● **REQUIRED TASK**:
Check each line of the data below for the word "structure", then extract the ones that have it.

(Dataset excerpt)
□ □ □

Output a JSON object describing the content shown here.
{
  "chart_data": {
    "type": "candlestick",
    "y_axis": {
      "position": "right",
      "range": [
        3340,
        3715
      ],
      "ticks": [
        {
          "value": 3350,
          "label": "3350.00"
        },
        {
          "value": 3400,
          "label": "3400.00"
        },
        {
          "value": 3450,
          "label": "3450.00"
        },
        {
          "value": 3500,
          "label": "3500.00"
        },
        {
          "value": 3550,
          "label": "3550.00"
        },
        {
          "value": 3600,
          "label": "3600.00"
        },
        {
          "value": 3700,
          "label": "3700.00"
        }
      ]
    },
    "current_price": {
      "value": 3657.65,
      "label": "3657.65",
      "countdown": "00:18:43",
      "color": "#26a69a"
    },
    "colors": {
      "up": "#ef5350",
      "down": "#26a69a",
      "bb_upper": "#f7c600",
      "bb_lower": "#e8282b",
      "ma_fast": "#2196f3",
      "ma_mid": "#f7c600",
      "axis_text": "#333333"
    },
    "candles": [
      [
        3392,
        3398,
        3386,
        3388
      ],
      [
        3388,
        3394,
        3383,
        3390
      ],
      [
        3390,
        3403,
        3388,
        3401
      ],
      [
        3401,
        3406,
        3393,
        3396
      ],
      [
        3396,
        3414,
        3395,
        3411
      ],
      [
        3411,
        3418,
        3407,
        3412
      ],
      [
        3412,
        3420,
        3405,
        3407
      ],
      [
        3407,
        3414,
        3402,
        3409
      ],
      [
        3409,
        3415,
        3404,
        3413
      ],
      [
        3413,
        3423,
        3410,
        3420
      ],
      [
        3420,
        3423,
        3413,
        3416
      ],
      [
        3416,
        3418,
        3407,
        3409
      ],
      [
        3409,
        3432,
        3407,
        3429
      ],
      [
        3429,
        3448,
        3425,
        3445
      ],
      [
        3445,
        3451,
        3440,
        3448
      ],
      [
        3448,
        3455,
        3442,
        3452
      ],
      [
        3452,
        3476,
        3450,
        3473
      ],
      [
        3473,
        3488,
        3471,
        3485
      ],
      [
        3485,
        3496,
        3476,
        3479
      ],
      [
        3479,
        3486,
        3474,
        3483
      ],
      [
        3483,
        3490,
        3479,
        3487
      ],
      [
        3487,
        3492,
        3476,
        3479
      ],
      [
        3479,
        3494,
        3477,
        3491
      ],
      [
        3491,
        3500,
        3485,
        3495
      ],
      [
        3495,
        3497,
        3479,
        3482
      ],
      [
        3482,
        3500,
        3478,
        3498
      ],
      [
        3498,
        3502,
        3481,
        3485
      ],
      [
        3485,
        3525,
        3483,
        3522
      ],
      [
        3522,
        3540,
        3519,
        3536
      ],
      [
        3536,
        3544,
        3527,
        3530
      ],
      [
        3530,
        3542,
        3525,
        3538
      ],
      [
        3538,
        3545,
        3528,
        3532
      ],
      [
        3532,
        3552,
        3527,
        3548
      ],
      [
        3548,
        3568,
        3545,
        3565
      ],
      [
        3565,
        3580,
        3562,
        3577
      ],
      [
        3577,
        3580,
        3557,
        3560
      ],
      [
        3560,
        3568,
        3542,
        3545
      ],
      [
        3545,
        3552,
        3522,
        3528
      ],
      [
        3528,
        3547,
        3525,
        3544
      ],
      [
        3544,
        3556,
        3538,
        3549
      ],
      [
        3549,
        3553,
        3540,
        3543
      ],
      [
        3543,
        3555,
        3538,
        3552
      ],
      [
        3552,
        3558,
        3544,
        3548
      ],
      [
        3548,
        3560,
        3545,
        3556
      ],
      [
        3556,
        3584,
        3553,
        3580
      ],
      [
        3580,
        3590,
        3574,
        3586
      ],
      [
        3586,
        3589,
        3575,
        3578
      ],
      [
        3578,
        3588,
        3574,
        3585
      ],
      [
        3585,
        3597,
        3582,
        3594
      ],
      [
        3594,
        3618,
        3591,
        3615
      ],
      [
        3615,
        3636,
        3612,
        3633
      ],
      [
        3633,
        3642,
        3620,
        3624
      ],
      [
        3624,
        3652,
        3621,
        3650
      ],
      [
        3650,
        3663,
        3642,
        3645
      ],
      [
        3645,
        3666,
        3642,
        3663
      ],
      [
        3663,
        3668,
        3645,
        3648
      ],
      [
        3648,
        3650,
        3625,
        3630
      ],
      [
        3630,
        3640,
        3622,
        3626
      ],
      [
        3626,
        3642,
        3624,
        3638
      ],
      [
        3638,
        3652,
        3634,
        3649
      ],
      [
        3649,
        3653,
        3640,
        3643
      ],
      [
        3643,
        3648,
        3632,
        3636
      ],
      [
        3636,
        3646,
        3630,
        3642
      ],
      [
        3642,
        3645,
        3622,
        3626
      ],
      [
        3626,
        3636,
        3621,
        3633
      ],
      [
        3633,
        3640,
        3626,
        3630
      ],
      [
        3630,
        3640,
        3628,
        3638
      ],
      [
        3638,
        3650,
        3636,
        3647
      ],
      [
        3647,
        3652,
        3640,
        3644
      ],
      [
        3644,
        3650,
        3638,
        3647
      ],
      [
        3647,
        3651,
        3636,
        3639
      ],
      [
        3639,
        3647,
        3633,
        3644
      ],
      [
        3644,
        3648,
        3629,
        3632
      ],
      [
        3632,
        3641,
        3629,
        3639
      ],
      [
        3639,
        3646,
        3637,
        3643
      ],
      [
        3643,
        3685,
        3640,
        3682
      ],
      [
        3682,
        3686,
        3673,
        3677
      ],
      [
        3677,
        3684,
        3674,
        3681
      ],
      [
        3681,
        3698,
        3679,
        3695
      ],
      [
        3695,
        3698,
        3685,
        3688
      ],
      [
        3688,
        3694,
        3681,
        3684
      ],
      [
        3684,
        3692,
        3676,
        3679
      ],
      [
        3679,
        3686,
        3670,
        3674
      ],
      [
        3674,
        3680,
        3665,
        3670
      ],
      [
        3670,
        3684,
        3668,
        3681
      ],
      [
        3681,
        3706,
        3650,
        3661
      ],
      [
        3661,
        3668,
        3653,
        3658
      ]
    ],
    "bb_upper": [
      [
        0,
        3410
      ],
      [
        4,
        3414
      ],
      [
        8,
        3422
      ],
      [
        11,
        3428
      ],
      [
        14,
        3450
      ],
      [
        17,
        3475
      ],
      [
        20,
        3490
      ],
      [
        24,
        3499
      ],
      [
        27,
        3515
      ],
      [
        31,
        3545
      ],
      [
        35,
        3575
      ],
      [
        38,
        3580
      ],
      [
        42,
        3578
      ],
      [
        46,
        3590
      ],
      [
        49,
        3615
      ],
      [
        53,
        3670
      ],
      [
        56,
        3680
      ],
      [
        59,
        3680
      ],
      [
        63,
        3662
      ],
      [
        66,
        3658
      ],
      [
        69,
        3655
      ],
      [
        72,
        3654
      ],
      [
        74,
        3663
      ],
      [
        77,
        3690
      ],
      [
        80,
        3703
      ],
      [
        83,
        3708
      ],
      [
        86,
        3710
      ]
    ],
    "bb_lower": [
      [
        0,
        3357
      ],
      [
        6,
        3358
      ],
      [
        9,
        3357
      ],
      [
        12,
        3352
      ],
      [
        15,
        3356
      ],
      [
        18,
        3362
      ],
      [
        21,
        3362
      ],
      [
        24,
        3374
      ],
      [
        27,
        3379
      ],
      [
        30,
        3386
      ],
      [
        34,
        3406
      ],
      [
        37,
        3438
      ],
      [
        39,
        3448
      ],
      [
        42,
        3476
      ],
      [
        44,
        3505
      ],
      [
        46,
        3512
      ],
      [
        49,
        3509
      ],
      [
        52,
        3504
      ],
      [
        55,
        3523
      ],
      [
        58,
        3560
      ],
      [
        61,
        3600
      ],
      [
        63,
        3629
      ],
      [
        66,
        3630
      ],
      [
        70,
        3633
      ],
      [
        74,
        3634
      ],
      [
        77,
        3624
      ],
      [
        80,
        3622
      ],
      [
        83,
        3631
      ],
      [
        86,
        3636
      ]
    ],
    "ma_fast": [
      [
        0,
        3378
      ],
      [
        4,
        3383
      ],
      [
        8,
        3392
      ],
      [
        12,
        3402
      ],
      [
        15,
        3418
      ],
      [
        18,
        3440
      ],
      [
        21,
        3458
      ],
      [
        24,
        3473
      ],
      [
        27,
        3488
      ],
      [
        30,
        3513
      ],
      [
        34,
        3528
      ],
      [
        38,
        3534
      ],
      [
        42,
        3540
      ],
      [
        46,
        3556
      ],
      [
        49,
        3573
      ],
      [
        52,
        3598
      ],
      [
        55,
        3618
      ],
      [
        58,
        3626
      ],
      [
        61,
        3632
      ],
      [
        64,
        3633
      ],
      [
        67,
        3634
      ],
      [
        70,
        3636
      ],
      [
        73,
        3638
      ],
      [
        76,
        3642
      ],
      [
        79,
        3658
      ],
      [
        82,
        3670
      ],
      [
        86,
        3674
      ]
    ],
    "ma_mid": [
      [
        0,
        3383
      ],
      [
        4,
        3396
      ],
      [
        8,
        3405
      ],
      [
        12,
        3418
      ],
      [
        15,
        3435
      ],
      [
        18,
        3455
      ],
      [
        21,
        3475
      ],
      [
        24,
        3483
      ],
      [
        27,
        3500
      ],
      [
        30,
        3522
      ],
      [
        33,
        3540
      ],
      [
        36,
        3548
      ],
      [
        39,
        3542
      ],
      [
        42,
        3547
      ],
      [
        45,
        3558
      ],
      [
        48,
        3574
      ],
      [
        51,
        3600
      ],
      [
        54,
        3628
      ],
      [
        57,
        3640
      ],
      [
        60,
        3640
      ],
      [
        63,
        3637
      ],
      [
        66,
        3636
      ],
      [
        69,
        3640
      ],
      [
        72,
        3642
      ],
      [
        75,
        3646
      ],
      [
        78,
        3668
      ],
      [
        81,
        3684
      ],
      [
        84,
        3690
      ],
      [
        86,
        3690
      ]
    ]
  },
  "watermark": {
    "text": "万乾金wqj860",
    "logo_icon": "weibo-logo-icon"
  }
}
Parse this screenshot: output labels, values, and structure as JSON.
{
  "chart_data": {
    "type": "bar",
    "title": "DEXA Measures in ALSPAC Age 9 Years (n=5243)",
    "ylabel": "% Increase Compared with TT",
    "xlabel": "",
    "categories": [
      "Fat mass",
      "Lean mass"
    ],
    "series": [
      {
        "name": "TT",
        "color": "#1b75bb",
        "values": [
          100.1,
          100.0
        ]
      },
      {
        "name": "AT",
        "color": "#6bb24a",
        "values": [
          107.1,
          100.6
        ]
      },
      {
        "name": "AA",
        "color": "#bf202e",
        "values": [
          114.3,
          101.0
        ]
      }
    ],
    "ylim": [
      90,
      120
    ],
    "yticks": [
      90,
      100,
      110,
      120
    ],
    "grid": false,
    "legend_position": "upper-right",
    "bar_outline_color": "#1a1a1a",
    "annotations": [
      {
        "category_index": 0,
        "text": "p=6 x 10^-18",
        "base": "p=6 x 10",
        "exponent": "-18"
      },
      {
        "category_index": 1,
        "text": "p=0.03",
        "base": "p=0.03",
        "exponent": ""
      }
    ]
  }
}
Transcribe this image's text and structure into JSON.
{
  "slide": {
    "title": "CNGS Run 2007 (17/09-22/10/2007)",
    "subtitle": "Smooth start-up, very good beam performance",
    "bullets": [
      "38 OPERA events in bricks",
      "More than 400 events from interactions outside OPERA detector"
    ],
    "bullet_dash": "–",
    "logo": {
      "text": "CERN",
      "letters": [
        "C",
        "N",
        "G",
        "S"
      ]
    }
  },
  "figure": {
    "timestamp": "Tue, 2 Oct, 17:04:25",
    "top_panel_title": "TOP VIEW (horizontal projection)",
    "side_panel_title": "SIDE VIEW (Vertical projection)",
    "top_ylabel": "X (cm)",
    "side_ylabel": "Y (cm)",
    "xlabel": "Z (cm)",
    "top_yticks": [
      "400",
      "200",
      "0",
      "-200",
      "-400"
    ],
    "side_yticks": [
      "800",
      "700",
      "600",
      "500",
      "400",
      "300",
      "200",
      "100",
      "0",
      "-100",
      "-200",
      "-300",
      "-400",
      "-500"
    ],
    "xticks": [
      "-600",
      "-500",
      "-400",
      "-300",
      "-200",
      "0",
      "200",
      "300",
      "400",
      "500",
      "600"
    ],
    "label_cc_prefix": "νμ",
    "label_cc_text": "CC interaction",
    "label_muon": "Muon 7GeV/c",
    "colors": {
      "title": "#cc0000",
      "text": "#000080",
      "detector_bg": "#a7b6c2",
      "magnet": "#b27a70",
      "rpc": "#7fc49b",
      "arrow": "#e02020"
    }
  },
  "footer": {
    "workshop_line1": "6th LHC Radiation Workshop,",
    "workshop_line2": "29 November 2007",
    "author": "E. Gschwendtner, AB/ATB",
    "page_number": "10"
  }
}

□ □ □

● **FINAL RESULT**:
Parse this screenshot: output labels, values, and structure as JSON.
Transcribe this image's text and structure into JSON.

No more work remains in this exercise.